= TASK DESCRIPTION =
Without including any images, repeat the data exactly.

= SUPPLIED RECORDS =
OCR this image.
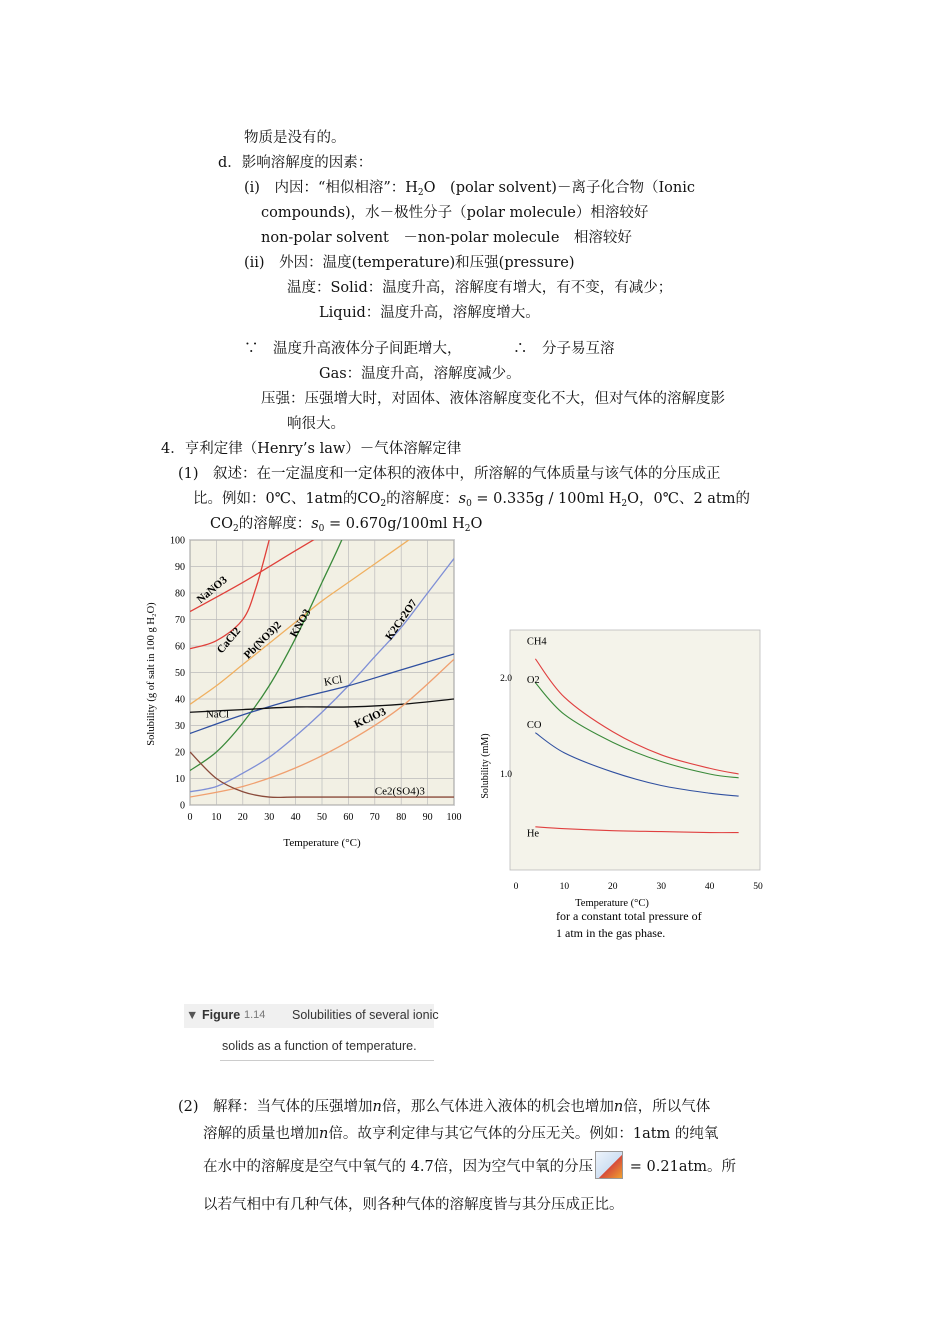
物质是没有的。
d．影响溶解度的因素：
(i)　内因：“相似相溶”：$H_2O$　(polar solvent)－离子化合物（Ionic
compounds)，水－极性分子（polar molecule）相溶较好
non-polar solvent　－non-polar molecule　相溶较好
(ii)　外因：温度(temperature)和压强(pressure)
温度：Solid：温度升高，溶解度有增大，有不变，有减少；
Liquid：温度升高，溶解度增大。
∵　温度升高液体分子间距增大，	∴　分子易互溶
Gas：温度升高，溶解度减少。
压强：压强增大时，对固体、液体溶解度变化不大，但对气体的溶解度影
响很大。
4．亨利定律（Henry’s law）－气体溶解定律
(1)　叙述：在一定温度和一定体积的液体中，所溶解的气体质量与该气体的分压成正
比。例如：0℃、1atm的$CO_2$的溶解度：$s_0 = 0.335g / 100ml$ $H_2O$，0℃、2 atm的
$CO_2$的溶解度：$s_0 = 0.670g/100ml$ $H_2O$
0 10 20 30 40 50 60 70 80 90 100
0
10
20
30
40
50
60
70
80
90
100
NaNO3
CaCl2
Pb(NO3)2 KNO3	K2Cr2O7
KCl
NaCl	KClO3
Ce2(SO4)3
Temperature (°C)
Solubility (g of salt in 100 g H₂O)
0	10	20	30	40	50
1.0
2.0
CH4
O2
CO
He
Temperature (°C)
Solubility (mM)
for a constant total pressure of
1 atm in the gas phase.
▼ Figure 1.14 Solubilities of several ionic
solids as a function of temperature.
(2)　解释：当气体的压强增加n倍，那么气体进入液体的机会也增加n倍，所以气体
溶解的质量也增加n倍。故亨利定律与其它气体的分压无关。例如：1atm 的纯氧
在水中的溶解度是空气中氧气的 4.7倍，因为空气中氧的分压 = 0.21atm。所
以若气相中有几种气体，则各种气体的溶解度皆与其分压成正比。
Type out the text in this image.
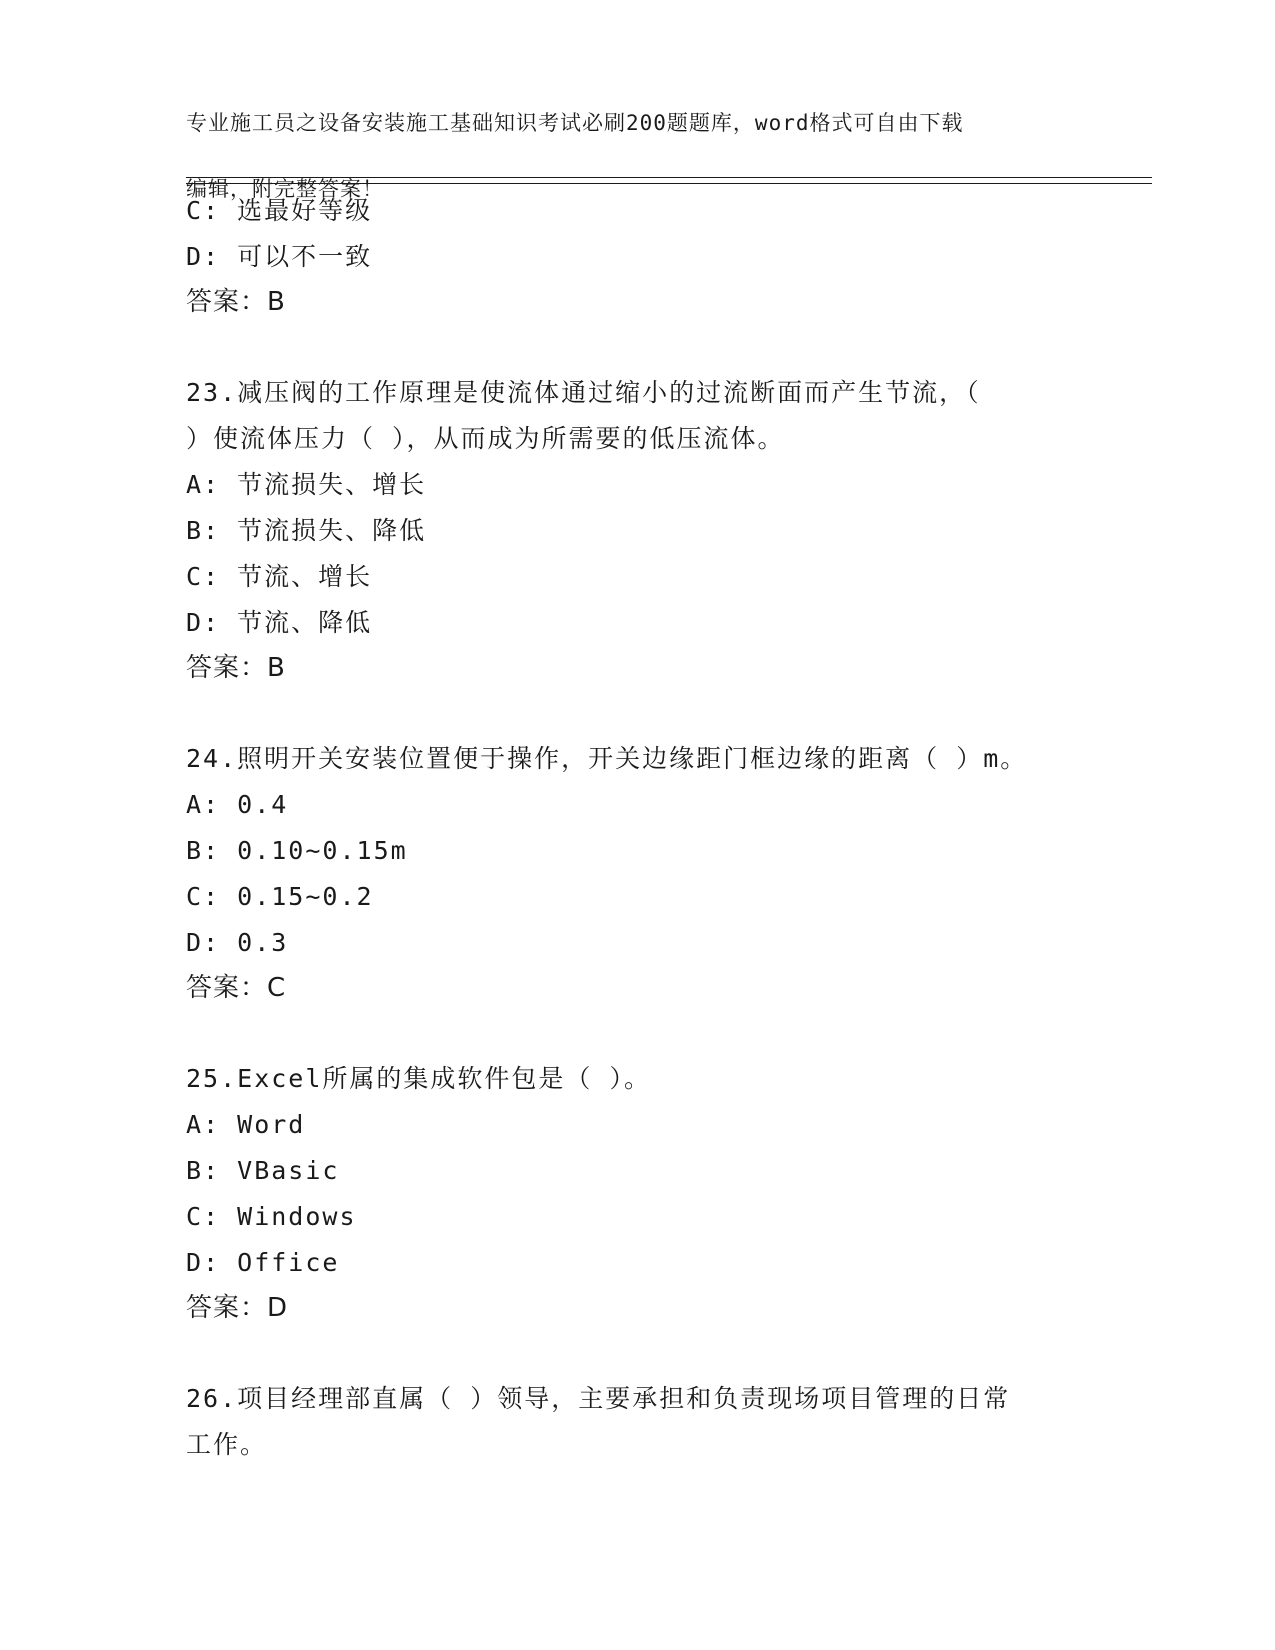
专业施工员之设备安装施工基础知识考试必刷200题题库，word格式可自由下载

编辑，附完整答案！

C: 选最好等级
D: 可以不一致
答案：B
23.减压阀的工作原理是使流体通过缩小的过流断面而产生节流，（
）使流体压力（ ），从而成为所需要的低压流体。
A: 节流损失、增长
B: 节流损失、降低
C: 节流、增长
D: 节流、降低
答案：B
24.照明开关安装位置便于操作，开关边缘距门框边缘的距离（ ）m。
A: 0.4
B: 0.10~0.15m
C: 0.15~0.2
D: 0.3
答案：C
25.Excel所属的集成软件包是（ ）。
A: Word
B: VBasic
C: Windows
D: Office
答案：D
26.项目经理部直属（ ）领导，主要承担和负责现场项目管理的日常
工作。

= OUTPUT FOR THIS EXERCISE =
OCR this image.
物质是没有的。
d．影响溶解度的因素：
(i)　内因：“相似相溶”：$H_2O$　(polar solvent)－离子化合物（Ionic
compounds)，水－极性分子（polar molecule）相溶较好
non-polar solvent　－non-polar molecule　相溶较好
(ii)　外因：温度(temperature)和压强(pressure)
温度：Solid：温度升高，溶解度有增大，有不变，有减少；
Liquid：温度升高，溶解度增大。
∵　温度升高液体分子间距增大，	∴　分子易互溶
Gas：温度升高，溶解度减少。
压强：压强增大时，对固体、液体溶解度变化不大，但对气体的溶解度影
响很大。
4．亨利定律（Henry’s law）－气体溶解定律
(1)　叙述：在一定温度和一定体积的液体中，所溶解的气体质量与该气体的分压成正
比。例如：0℃、1atm的$CO_2$的溶解度：$s_0 = 0.335g / 100ml$ $H_2O$，0℃、2 atm的
$CO_2$的溶解度：$s_0 = 0.670g/100ml$ $H_2O$
0 10 20 30 40 50 60 70 80 90 100
0
10
20
30
40
50
60
70
80
90
100
NaNO3
CaCl2
Pb(NO3)2 KNO3	K2Cr2O7
KCl
NaCl	KClO3
Ce2(SO4)3
Temperature (°C)
Solubility (g of salt in 100 g H₂O)
0	10	20	30	40	50
1.0
2.0
CH4
O2
CO
He
Temperature (°C)
Solubility (mM)
for a constant total pressure of
1 atm in the gas phase.
▼ Figure 1.14 Solubilities of several ionic
solids as a function of temperature.
(2)　解释：当气体的压强增加n倍，那么气体进入液体的机会也增加n倍，所以气体
溶解的质量也增加n倍。故亨利定律与其它气体的分压无关。例如：1atm 的纯氧
在水中的溶解度是空气中氧气的 4.7倍，因为空气中氧的分压 = 0.21atm。所
以若气相中有几种气体，则各种气体的溶解度皆与其分压成正比。
Type out the text in this image.
专业施工员之设备安装施工基础知识考试必刷200题题库，word格式可自由下载

编辑，附完整答案！

C: 选最好等级
D: 可以不一致
答案：B
23.减压阀的工作原理是使流体通过缩小的过流断面而产生节流，（
）使流体压力（ ），从而成为所需要的低压流体。
A: 节流损失、增长
B: 节流损失、降低
C: 节流、增长
D: 节流、降低
答案：B
24.照明开关安装位置便于操作，开关边缘距门框边缘的距离（ ）m。
A: 0.4
B: 0.10~0.15m
C: 0.15~0.2
D: 0.3
答案：C
25.Excel所属的集成软件包是（ ）。
A: Word
B: VBasic
C: Windows
D: Office
答案：D
26.项目经理部直属（ ）领导，主要承担和负责现场项目管理的日常
工作。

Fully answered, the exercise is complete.